Task goal
Take every line where the string "Image" appears and copy it.
'''
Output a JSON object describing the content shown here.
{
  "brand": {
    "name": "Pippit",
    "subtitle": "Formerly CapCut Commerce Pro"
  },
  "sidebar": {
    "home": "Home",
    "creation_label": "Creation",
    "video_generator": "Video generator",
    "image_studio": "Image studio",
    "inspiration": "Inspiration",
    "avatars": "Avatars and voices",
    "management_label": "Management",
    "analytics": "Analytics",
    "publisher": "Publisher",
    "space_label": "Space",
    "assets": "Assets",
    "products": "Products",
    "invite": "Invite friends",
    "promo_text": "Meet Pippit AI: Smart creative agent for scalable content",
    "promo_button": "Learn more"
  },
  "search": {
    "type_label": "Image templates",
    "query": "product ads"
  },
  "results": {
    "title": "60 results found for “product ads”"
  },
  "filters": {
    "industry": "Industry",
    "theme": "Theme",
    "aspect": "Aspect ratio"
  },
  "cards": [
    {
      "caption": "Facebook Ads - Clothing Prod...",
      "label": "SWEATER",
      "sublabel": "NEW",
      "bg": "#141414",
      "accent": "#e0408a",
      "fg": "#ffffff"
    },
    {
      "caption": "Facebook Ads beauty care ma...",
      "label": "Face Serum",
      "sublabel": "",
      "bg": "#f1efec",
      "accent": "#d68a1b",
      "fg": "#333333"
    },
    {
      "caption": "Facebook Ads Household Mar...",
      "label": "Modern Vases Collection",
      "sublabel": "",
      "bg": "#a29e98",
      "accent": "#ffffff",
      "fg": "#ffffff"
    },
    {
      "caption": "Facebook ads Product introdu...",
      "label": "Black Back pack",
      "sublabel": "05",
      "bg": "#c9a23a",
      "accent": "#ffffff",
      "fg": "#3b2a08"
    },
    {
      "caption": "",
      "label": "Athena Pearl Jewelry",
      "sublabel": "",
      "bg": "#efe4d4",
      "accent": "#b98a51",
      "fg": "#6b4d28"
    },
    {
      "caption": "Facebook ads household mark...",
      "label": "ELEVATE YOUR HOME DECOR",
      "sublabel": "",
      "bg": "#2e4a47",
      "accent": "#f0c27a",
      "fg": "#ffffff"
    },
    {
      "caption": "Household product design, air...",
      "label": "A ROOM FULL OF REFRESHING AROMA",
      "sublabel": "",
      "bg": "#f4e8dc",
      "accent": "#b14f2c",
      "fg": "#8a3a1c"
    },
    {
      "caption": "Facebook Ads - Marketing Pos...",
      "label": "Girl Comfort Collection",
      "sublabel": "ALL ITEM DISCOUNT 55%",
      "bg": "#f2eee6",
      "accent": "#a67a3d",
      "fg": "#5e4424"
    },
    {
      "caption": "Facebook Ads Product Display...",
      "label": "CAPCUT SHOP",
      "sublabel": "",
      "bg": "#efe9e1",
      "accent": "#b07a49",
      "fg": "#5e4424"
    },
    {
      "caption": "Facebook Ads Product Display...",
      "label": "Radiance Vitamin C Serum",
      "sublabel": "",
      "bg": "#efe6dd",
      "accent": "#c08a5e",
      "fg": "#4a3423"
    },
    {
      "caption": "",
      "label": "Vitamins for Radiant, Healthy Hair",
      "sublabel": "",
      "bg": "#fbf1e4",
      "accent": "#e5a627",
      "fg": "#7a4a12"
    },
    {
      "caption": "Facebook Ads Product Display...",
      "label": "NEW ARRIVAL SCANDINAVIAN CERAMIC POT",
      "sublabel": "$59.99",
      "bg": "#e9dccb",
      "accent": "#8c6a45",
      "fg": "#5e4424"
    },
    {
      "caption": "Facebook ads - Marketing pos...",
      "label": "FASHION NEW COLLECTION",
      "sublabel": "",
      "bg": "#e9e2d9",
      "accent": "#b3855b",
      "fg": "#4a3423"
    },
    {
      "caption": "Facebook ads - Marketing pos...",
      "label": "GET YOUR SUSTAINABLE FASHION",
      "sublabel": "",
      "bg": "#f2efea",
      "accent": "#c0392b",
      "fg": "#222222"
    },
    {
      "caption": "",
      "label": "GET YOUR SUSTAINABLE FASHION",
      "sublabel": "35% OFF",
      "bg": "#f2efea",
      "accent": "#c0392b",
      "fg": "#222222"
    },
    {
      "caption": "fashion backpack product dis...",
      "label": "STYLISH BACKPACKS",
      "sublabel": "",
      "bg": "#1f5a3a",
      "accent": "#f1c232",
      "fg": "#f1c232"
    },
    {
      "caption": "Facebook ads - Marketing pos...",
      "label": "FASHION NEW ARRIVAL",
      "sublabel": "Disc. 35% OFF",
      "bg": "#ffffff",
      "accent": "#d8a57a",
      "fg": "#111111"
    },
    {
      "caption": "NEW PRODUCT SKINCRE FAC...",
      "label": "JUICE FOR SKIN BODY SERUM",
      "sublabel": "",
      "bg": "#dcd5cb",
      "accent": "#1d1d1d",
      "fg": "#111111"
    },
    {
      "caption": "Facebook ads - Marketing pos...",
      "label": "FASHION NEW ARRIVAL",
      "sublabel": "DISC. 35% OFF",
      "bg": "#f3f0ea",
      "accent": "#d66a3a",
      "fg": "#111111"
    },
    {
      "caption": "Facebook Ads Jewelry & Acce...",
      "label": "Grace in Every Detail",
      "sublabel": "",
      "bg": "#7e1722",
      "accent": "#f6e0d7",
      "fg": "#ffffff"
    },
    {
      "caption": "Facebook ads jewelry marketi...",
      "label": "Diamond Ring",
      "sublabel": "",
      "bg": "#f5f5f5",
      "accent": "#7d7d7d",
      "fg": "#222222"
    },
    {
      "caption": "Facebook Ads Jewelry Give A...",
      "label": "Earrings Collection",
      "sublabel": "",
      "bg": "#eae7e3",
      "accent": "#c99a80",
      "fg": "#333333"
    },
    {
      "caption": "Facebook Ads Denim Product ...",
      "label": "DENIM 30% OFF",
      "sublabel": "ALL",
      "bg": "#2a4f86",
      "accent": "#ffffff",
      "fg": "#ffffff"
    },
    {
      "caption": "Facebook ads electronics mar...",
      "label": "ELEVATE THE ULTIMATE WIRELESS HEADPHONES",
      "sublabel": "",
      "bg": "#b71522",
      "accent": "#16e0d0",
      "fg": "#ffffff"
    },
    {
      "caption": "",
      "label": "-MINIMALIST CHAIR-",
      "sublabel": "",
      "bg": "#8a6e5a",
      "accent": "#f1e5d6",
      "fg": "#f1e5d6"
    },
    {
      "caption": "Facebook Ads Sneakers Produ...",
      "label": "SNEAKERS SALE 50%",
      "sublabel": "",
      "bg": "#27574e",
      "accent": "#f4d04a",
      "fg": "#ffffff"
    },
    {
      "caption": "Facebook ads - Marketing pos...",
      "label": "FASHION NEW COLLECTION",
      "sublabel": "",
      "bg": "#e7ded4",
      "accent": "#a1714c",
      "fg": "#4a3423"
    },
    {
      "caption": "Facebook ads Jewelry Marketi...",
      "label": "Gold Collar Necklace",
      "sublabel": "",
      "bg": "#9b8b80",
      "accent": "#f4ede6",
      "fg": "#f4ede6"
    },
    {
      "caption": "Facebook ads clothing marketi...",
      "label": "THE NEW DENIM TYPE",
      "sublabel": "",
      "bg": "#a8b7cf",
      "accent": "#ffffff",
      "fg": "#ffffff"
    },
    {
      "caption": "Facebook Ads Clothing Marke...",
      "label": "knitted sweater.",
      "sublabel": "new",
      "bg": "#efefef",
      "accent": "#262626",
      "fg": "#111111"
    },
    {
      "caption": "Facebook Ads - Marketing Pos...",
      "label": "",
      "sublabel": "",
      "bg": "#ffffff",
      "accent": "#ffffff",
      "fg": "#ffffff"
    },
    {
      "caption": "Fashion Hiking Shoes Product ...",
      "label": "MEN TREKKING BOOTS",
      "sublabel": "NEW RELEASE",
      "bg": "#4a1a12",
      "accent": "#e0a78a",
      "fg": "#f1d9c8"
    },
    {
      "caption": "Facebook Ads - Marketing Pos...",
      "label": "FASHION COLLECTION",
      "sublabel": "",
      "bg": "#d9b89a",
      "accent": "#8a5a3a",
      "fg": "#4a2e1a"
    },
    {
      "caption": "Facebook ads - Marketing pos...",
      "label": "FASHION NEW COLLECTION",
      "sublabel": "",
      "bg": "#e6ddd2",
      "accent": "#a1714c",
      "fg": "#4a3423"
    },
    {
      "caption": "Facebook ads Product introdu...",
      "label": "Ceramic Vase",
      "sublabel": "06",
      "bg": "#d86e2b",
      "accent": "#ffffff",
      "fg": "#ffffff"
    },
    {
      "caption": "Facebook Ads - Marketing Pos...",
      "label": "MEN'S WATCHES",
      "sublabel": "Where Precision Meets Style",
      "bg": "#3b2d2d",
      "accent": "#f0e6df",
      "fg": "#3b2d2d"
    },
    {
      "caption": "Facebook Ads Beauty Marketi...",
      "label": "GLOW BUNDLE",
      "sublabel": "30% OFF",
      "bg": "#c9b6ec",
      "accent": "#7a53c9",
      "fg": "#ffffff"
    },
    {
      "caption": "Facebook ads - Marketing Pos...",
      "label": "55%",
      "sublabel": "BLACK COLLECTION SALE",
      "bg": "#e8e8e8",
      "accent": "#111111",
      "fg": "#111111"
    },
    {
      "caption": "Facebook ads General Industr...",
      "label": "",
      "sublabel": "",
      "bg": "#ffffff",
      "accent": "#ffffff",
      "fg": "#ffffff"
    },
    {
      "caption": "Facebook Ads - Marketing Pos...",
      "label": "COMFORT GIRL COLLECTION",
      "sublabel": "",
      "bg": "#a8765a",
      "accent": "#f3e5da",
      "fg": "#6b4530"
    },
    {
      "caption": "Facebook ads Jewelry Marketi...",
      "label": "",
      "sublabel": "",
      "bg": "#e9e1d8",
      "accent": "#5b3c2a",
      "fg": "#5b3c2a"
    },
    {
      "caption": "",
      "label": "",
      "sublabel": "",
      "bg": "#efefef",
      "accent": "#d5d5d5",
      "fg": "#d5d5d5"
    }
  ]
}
'''
Correct result
    "image_studio": "Image studio",
    "type_label": "Image templates",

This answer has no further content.